**Your goal**:
Check every line of the material below for the string "JSON", and return the ones that have it.
• • • • •
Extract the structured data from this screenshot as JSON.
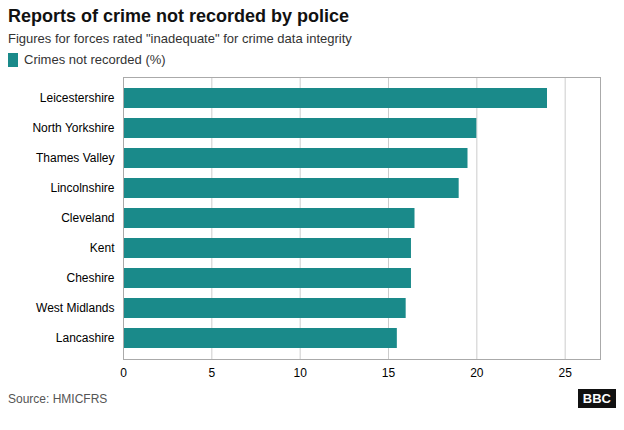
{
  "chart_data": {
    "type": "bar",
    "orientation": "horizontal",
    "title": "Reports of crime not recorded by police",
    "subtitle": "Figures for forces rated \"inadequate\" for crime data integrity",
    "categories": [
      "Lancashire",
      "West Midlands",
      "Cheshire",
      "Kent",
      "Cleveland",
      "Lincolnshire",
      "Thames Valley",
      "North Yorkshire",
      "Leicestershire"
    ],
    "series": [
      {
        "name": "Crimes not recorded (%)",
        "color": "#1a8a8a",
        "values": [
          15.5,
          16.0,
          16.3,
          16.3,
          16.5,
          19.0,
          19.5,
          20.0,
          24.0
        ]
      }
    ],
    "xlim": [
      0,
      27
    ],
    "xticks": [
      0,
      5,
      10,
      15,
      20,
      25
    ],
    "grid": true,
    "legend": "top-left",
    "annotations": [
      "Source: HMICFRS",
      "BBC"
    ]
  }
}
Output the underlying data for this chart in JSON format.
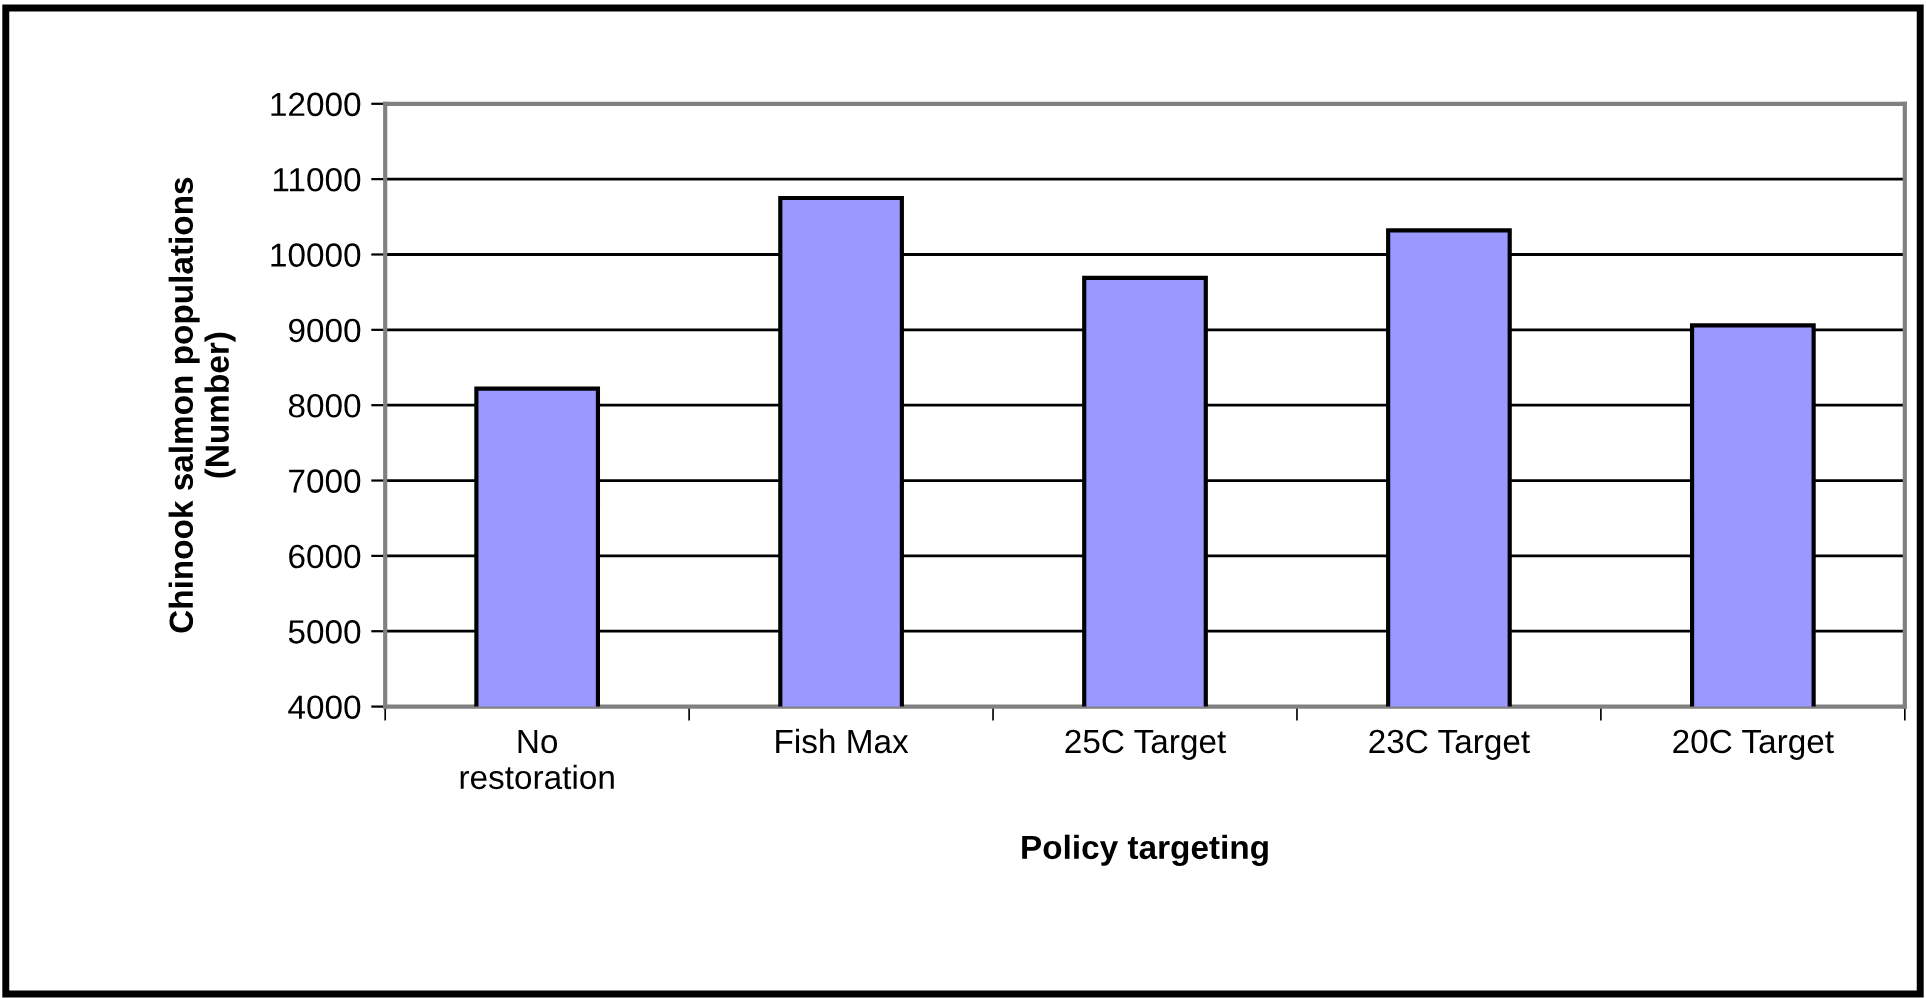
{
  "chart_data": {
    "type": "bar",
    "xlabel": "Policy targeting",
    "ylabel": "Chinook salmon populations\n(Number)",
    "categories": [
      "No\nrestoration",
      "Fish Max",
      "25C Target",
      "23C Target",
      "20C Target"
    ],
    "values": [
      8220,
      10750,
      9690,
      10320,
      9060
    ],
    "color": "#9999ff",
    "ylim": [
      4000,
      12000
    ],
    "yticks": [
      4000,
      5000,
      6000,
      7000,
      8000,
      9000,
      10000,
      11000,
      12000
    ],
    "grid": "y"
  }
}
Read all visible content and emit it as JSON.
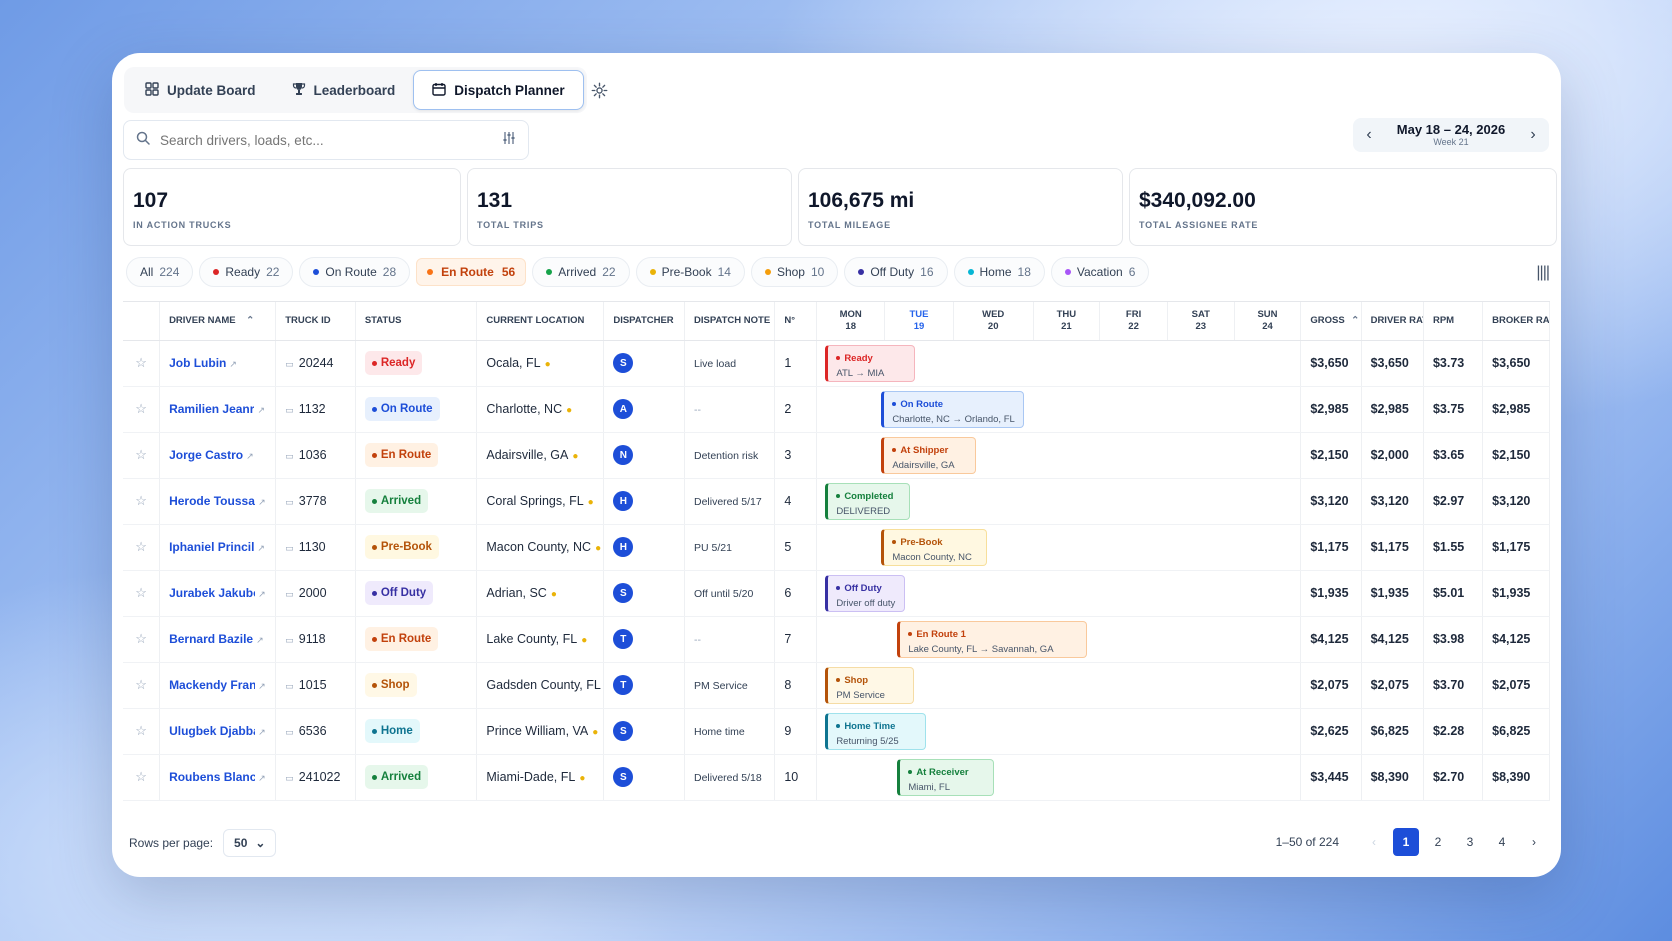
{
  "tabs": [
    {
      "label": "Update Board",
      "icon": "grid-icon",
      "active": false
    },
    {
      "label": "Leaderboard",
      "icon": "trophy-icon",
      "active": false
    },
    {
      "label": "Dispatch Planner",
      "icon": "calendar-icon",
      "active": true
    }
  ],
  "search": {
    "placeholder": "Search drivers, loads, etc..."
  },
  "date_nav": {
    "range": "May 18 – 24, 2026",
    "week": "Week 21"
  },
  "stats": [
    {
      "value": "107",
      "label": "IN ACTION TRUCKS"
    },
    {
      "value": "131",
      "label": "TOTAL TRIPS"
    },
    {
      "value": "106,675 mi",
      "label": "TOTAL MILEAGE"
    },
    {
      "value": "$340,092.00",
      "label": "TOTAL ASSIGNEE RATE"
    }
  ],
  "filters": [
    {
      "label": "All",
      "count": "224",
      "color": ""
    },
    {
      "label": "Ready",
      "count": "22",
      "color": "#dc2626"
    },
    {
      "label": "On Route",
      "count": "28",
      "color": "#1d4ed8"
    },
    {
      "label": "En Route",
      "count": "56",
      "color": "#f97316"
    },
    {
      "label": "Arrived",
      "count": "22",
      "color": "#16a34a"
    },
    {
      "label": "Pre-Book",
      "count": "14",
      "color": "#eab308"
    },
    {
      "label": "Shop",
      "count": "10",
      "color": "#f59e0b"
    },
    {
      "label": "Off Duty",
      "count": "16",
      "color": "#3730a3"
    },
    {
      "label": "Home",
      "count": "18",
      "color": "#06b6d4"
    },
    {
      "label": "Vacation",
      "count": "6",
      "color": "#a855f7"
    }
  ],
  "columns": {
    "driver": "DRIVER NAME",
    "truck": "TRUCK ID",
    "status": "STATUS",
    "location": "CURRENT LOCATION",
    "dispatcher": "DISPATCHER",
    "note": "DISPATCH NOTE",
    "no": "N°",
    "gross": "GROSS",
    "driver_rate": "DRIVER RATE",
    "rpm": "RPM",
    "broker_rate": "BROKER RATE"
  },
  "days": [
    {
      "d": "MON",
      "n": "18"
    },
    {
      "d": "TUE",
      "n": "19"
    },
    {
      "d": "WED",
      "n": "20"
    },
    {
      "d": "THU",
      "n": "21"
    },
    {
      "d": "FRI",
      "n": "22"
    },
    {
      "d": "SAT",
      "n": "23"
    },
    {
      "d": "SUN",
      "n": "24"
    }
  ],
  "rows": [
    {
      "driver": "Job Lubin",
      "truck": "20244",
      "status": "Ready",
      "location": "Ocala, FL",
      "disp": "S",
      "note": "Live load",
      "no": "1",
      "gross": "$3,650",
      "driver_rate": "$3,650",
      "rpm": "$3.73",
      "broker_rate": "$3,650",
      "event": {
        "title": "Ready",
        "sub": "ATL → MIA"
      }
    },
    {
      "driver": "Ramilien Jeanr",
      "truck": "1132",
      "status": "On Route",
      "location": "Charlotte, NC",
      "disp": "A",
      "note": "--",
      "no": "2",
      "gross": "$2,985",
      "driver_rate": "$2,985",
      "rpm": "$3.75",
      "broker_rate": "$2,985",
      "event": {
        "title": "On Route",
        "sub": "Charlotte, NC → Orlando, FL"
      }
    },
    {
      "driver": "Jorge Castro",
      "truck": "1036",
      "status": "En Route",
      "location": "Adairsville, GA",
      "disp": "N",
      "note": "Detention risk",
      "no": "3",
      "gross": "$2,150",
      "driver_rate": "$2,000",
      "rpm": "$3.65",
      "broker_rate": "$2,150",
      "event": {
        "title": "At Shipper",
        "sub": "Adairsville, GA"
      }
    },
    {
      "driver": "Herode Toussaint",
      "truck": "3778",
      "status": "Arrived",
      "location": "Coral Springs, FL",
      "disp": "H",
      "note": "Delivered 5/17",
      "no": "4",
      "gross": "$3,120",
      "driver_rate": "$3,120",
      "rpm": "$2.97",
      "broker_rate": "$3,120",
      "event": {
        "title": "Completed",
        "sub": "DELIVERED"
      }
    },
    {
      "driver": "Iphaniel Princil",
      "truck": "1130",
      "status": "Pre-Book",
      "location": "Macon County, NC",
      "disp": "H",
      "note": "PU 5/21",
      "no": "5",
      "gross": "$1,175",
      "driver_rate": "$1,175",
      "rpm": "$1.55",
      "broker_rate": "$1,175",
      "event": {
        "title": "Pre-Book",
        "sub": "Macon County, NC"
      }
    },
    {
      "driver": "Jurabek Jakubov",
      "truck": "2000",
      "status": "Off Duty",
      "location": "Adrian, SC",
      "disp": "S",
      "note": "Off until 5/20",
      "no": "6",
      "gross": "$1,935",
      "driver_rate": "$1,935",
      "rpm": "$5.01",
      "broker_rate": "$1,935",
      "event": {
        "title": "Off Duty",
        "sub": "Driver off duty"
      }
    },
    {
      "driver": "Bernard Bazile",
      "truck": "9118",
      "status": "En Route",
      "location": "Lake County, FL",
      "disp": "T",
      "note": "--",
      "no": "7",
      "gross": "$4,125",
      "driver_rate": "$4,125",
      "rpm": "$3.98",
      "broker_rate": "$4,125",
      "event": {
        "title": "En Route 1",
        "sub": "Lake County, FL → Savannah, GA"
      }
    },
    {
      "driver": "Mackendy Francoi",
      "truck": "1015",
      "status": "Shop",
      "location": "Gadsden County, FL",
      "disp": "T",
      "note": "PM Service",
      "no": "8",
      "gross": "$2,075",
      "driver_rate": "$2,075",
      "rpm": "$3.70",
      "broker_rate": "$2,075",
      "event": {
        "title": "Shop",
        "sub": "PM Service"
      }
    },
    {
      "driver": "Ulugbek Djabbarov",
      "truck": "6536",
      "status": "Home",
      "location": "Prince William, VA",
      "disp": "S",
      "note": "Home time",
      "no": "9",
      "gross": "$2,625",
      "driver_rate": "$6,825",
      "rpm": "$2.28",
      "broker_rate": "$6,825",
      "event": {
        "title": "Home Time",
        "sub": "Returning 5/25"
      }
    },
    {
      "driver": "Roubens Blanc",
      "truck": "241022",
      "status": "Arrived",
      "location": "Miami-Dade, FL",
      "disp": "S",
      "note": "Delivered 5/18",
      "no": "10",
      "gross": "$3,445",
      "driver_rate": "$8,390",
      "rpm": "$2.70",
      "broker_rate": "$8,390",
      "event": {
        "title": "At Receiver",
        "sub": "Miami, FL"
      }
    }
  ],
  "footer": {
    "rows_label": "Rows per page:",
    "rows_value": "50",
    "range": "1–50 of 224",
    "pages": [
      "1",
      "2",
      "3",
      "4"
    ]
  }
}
• • • • •
**Result of the task**:
Extract the structured data from this screenshot as JSON.
Output the underlying data for this chart in JSON format.
Read all visible content and emit it as JSON.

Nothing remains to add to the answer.